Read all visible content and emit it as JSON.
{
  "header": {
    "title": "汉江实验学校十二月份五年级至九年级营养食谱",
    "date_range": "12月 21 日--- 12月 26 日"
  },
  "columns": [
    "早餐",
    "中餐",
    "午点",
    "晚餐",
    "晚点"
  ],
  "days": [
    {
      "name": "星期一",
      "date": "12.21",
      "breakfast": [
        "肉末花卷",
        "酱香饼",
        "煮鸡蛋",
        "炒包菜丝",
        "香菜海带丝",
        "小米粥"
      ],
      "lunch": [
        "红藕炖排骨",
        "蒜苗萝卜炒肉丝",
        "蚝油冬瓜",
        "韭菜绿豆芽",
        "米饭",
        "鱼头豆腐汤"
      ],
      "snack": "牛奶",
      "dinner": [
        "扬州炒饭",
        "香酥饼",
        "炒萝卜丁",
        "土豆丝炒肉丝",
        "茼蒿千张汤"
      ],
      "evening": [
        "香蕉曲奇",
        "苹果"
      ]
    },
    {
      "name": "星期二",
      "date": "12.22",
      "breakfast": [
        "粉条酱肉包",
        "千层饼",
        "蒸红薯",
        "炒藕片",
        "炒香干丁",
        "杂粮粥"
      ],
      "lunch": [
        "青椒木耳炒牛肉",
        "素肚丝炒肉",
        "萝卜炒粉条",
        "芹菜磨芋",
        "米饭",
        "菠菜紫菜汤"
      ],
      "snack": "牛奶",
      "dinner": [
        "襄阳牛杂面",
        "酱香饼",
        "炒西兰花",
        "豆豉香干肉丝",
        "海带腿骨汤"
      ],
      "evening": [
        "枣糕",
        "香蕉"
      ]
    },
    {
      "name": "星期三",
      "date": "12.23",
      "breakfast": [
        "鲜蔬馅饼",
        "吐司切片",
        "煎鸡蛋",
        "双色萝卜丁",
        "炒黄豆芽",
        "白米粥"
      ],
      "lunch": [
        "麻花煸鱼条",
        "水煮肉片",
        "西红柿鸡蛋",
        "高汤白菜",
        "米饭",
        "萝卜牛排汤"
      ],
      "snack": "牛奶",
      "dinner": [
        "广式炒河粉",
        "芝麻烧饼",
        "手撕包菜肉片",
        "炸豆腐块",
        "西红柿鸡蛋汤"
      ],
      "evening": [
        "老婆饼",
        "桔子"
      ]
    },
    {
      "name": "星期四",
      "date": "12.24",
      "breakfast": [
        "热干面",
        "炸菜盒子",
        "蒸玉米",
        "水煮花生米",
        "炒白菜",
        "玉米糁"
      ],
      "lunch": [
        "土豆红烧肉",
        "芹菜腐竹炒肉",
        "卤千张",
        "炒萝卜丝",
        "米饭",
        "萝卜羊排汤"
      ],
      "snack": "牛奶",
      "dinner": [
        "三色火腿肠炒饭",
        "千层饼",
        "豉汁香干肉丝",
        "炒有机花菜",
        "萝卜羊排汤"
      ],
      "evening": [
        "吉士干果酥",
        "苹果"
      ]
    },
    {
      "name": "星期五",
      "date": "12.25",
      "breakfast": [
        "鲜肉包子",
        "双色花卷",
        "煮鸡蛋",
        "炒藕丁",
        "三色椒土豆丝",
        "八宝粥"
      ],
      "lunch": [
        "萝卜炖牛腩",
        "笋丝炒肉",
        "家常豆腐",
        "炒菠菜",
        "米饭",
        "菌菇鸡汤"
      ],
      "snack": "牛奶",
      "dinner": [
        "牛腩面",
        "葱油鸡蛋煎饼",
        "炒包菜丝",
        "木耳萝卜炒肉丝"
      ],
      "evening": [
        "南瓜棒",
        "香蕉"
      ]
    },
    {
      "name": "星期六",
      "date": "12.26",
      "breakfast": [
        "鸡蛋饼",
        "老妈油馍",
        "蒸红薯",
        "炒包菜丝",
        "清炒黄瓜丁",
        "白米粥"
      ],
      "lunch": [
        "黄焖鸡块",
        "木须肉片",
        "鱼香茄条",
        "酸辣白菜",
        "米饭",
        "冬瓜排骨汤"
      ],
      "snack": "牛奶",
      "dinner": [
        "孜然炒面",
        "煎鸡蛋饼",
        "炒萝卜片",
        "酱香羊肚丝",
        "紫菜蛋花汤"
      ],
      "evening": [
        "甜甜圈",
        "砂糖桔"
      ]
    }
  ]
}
===============
== Directive ==
Give all the records again. Match them exactly.

== Right answer ==
Read all visible content and emit it as JSON.
{
  "header": {
    "title": "汉江实验学校十二月份五年级至九年级营养食谱",
    "date_range": "12月 21 日--- 12月 26 日"
  },
  "columns": [
    "早餐",
    "中餐",
    "午点",
    "晚餐",
    "晚点"
  ],
  "days": [
    {
      "name": "星期一",
      "date": "12.21",
      "breakfast": [
        "肉末花卷",
        "酱香饼",
        "煮鸡蛋",
        "炒包菜丝",
        "香菜海带丝",
        "小米粥"
      ],
      "lunch": [
        "红藕炖排骨",
        "蒜苗萝卜炒肉丝",
        "蚝油冬瓜",
        "韭菜绿豆芽",
        "米饭",
        "鱼头豆腐汤"
      ],
      "snack": "牛奶",
      "dinner": [
        "扬州炒饭",
        "香酥饼",
        "炒萝卜丁",
        "土豆丝炒肉丝",
        "茼蒿千张汤"
      ],
      "evening": [
        "香蕉曲奇",
        "苹果"
      ]
    },
    {
      "name": "星期二",
      "date": "12.22",
      "breakfast": [
        "粉条酱肉包",
        "千层饼",
        "蒸红薯",
        "炒藕片",
        "炒香干丁",
        "杂粮粥"
      ],
      "lunch": [
        "青椒木耳炒牛肉",
        "素肚丝炒肉",
        "萝卜炒粉条",
        "芹菜磨芋",
        "米饭",
        "菠菜紫菜汤"
      ],
      "snack": "牛奶",
      "dinner": [
        "襄阳牛杂面",
        "酱香饼",
        "炒西兰花",
        "豆豉香干肉丝",
        "海带腿骨汤"
      ],
      "evening": [
        "枣糕",
        "香蕉"
      ]
    },
    {
      "name": "星期三",
      "date": "12.23",
      "breakfast": [
        "鲜蔬馅饼",
        "吐司切片",
        "煎鸡蛋",
        "双色萝卜丁",
        "炒黄豆芽",
        "白米粥"
      ],
      "lunch": [
        "麻花煸鱼条",
        "水煮肉片",
        "西红柿鸡蛋",
        "高汤白菜",
        "米饭",
        "萝卜牛排汤"
      ],
      "snack": "牛奶",
      "dinner": [
        "广式炒河粉",
        "芝麻烧饼",
        "手撕包菜肉片",
        "炸豆腐块",
        "西红柿鸡蛋汤"
      ],
      "evening": [
        "老婆饼",
        "桔子"
      ]
    },
    {
      "name": "星期四",
      "date": "12.24",
      "breakfast": [
        "热干面",
        "炸菜盒子",
        "蒸玉米",
        "水煮花生米",
        "炒白菜",
        "玉米糁"
      ],
      "lunch": [
        "土豆红烧肉",
        "芹菜腐竹炒肉",
        "卤千张",
        "炒萝卜丝",
        "米饭",
        "萝卜羊排汤"
      ],
      "snack": "牛奶",
      "dinner": [
        "三色火腿肠炒饭",
        "千层饼",
        "豉汁香干肉丝",
        "炒有机花菜",
        "萝卜羊排汤"
      ],
      "evening": [
        "吉士干果酥",
        "苹果"
      ]
    },
    {
      "name": "星期五",
      "date": "12.25",
      "breakfast": [
        "鲜肉包子",
        "双色花卷",
        "煮鸡蛋",
        "炒藕丁",
        "三色椒土豆丝",
        "八宝粥"
      ],
      "lunch": [
        "萝卜炖牛腩",
        "笋丝炒肉",
        "家常豆腐",
        "炒菠菜",
        "米饭",
        "菌菇鸡汤"
      ],
      "snack": "牛奶",
      "dinner": [
        "牛腩面",
        "葱油鸡蛋煎饼",
        "炒包菜丝",
        "木耳萝卜炒肉丝"
      ],
      "evening": [
        "南瓜棒",
        "香蕉"
      ]
    },
    {
      "name": "星期六",
      "date": "12.26",
      "breakfast": [
        "鸡蛋饼",
        "老妈油馍",
        "蒸红薯",
        "炒包菜丝",
        "清炒黄瓜丁",
        "白米粥"
      ],
      "lunch": [
        "黄焖鸡块",
        "木须肉片",
        "鱼香茄条",
        "酸辣白菜",
        "米饭",
        "冬瓜排骨汤"
      ],
      "snack": "牛奶",
      "dinner": [
        "孜然炒面",
        "煎鸡蛋饼",
        "炒萝卜片",
        "酱香羊肚丝",
        "紫菜蛋花汤"
      ],
      "evening": [
        "甜甜圈",
        "砂糖桔"
      ]
    }
  ]
}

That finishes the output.